* _Exercise_
Go through the data below. List every line that holds the word "Execution".

** Begin **

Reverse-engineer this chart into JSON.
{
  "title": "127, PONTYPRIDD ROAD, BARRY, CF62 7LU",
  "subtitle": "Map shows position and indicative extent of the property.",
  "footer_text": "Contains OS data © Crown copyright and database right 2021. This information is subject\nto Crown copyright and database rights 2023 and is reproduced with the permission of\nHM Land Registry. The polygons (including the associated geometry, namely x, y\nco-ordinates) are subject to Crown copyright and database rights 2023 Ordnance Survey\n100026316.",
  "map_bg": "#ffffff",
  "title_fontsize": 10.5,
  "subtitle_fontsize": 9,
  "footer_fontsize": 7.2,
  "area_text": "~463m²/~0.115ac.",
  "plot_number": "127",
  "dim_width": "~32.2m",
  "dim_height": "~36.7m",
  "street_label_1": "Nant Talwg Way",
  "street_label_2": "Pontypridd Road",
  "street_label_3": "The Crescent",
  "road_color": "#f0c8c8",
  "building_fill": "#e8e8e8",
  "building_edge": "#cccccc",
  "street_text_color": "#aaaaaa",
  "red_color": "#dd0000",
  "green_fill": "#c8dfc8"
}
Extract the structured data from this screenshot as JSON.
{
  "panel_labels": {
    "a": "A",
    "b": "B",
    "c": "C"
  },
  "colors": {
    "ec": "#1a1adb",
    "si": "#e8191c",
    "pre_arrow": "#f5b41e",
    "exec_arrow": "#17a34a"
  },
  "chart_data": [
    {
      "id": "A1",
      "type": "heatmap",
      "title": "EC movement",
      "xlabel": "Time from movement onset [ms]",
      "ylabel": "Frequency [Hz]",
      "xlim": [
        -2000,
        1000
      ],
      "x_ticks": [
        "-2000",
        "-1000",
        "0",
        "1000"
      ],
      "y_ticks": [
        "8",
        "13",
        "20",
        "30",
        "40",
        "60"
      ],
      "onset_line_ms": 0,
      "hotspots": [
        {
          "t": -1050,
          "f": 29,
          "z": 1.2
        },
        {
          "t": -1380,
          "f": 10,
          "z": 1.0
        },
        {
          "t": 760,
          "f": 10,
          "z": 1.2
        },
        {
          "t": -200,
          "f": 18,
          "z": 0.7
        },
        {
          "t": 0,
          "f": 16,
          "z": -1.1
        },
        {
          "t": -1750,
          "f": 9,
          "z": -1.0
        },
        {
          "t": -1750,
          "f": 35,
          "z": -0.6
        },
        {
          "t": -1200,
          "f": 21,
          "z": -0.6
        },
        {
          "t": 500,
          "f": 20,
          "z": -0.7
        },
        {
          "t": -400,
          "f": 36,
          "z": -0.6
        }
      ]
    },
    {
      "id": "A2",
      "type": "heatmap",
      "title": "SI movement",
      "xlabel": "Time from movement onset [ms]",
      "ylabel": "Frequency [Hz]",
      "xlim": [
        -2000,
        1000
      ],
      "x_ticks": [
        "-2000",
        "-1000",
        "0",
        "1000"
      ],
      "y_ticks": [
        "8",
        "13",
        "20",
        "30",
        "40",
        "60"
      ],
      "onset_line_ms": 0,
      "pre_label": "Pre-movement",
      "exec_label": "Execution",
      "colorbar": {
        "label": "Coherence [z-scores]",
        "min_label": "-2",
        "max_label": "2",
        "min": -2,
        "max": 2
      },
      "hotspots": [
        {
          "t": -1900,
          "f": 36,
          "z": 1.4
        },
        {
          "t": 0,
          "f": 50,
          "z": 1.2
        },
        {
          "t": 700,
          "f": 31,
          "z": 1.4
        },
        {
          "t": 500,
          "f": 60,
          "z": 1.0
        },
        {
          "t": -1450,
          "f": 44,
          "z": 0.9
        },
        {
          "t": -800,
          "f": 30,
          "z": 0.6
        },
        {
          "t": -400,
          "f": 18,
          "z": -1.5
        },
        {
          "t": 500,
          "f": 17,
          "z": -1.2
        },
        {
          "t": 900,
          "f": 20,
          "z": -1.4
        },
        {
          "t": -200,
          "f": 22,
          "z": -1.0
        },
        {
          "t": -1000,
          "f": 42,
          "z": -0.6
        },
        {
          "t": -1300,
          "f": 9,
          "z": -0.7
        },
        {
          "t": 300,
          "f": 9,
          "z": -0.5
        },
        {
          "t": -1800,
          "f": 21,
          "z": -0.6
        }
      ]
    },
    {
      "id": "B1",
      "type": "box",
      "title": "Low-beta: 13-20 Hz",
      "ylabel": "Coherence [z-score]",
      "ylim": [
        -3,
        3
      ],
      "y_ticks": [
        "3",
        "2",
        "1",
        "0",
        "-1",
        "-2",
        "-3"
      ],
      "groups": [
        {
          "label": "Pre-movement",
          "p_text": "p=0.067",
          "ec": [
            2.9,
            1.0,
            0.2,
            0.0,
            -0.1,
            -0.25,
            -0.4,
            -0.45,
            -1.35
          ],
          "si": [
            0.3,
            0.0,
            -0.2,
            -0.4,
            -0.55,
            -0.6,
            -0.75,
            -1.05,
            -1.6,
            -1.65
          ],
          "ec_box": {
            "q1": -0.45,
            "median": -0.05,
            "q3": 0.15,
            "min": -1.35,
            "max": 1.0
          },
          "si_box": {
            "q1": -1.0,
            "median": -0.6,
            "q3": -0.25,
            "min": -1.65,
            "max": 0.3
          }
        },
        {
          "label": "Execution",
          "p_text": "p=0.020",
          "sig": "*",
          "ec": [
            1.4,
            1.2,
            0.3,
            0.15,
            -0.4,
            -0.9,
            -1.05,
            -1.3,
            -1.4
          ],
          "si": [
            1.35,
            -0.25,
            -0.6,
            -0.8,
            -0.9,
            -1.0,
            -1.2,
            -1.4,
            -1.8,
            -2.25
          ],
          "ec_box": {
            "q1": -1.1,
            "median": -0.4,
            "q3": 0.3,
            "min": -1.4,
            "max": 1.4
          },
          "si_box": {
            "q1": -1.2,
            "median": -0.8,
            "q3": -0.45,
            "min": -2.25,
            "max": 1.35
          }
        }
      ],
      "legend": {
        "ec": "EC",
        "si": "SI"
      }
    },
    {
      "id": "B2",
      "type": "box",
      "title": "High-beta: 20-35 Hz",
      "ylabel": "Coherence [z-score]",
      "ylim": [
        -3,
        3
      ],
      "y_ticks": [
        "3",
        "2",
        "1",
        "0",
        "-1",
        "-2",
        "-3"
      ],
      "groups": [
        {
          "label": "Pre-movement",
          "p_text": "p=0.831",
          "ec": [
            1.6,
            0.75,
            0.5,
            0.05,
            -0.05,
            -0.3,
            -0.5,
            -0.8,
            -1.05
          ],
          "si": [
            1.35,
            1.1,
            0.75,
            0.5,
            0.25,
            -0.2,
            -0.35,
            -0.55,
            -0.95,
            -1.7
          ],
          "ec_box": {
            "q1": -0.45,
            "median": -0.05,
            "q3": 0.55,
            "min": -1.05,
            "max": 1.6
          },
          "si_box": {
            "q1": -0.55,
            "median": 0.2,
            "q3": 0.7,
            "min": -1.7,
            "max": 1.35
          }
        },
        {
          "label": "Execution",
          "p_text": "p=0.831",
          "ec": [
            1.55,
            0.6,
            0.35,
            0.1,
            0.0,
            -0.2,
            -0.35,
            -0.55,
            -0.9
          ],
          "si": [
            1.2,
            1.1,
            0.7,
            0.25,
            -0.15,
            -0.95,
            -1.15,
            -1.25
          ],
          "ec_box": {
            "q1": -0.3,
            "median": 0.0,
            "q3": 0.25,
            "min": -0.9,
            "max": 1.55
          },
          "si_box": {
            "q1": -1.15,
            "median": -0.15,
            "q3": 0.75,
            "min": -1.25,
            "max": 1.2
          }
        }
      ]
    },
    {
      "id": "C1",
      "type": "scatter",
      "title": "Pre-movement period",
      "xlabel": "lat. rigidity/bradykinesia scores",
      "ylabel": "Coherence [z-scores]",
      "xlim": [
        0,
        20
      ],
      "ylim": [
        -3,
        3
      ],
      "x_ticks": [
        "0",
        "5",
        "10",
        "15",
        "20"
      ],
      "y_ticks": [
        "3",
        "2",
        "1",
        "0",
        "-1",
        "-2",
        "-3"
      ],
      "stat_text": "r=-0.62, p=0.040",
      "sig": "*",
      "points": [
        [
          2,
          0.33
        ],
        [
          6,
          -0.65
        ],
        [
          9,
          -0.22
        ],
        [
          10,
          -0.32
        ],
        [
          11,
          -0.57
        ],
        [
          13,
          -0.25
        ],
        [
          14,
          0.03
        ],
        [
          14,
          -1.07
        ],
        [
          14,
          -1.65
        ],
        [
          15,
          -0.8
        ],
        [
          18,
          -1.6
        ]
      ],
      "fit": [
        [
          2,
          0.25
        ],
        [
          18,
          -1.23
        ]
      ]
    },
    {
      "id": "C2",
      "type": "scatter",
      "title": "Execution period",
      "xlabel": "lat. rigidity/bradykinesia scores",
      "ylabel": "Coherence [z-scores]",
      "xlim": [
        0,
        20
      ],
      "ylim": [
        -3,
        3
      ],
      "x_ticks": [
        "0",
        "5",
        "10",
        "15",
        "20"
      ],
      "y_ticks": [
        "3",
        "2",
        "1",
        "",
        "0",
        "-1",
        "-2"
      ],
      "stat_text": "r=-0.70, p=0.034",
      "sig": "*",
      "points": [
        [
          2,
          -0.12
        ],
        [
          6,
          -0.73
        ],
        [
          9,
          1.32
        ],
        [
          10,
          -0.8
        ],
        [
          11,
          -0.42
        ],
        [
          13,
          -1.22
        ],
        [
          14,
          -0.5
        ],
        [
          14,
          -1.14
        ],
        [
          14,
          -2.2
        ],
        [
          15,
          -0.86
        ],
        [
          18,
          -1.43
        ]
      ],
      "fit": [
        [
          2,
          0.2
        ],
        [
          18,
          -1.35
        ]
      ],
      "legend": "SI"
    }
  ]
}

** End **

* _Finished exercise_
      "exec_label": "Execution",
          "label": "Execution",
          "label": "Execution",
      "title": "Execution period",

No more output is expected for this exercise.